[Data entries for graphics]

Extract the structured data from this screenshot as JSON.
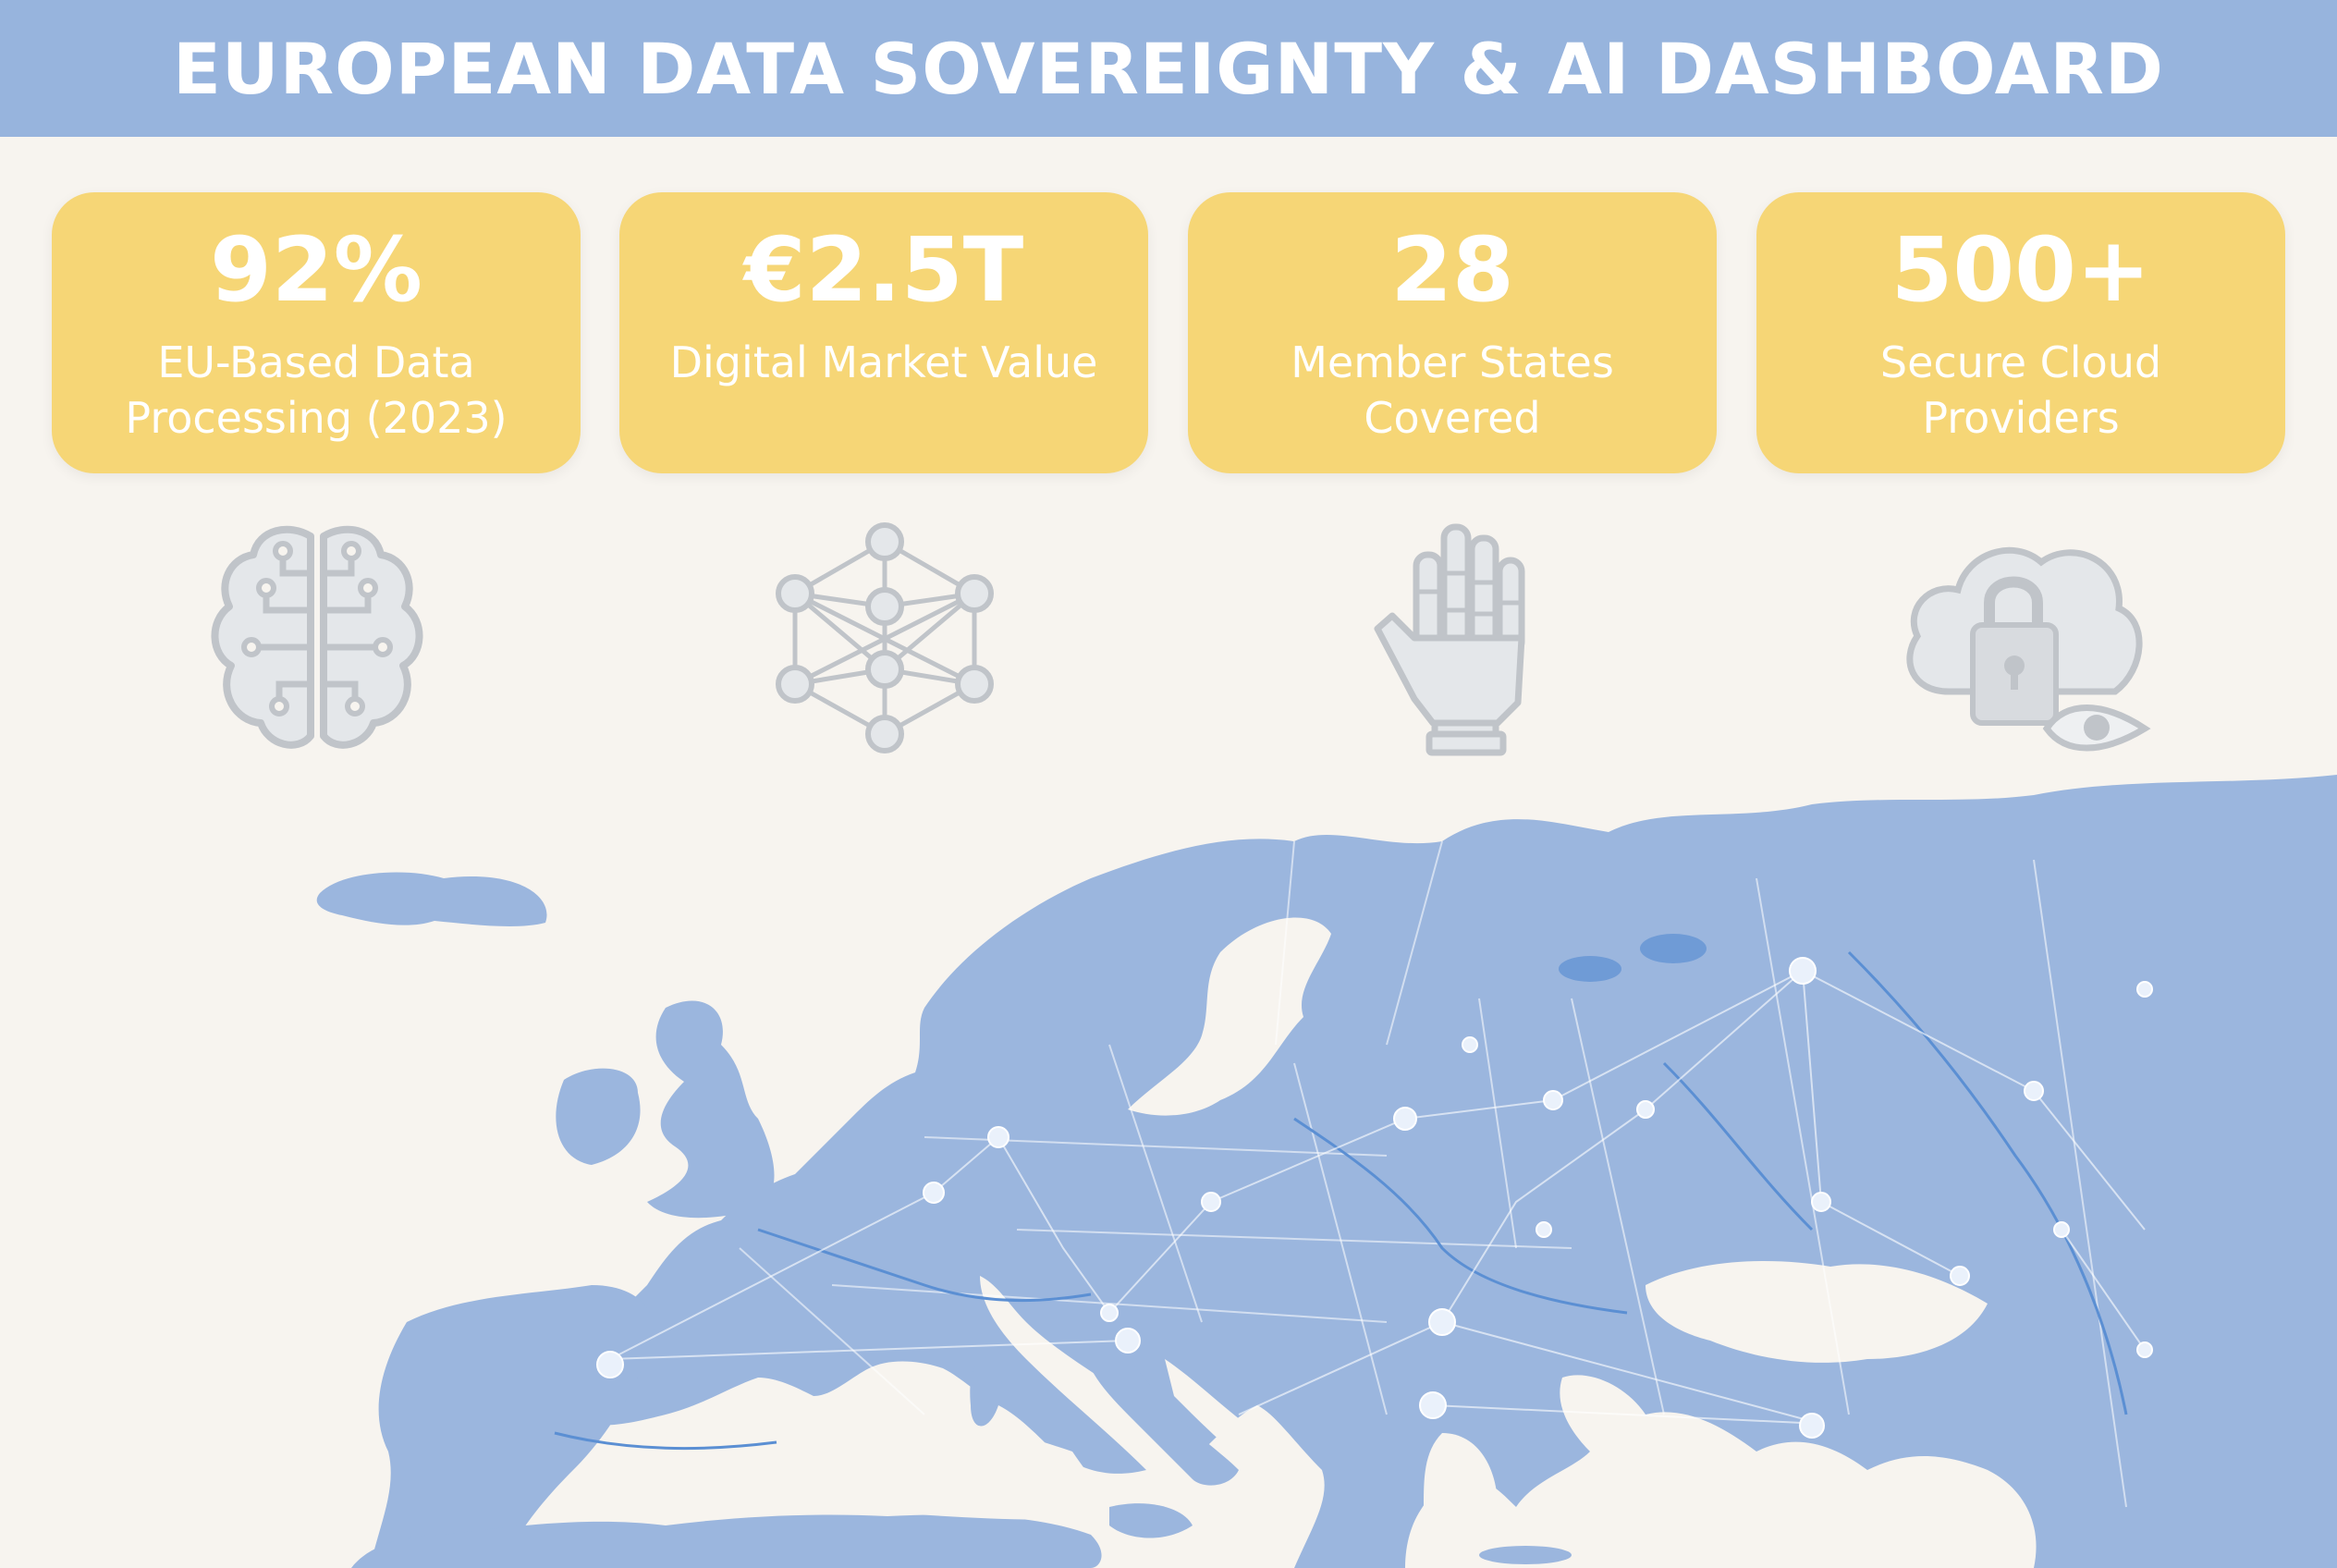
{
  "header": {
    "title": "EUROPEAN DATA SOVEREIGNTY & AI DASHBOARD"
  },
  "stats": [
    {
      "value": "92%",
      "label_line1": "EU-Based Data",
      "label_line2": "Processing (2023)"
    },
    {
      "value": "€2.5T",
      "label_line1": "Digital Market Value",
      "label_line2": ""
    },
    {
      "value": "28",
      "label_line1": "Member States",
      "label_line2": "Covered"
    },
    {
      "value": "500+",
      "label_line1": "Secure Cloud",
      "label_line2": "Providers"
    }
  ],
  "icons": [
    "brain-circuit-icon",
    "neural-network-icon",
    "robot-hand-icon",
    "cloud-lock-eye-icon"
  ],
  "colors": {
    "header_bg": "#97b4dd",
    "card_bg": "#f6d676",
    "map_land": "#9bb6de",
    "background": "#f7f4ef",
    "icon_gray": "#c7cbd0"
  }
}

_WHAT THE TASK ASKS_
Images must not appear in the copy; reproduce everything else in the records verbatim.

_SOLUTION_
Extract the structured data from this screenshot as JSON.
{
  "header": {
    "title": "EUROPEAN DATA SOVEREIGNTY & AI DASHBOARD"
  },
  "stats": [
    {
      "value": "92%",
      "label_line1": "EU-Based Data",
      "label_line2": "Processing (2023)"
    },
    {
      "value": "€2.5T",
      "label_line1": "Digital Market Value",
      "label_line2": ""
    },
    {
      "value": "28",
      "label_line1": "Member States",
      "label_line2": "Covered"
    },
    {
      "value": "500+",
      "label_line1": "Secure Cloud",
      "label_line2": "Providers"
    }
  ],
  "icons": [
    "brain-circuit-icon",
    "neural-network-icon",
    "robot-hand-icon",
    "cloud-lock-eye-icon"
  ],
  "colors": {
    "header_bg": "#97b4dd",
    "card_bg": "#f6d676",
    "map_land": "#9bb6de",
    "background": "#f7f4ef",
    "icon_gray": "#c7cbd0"
  }
}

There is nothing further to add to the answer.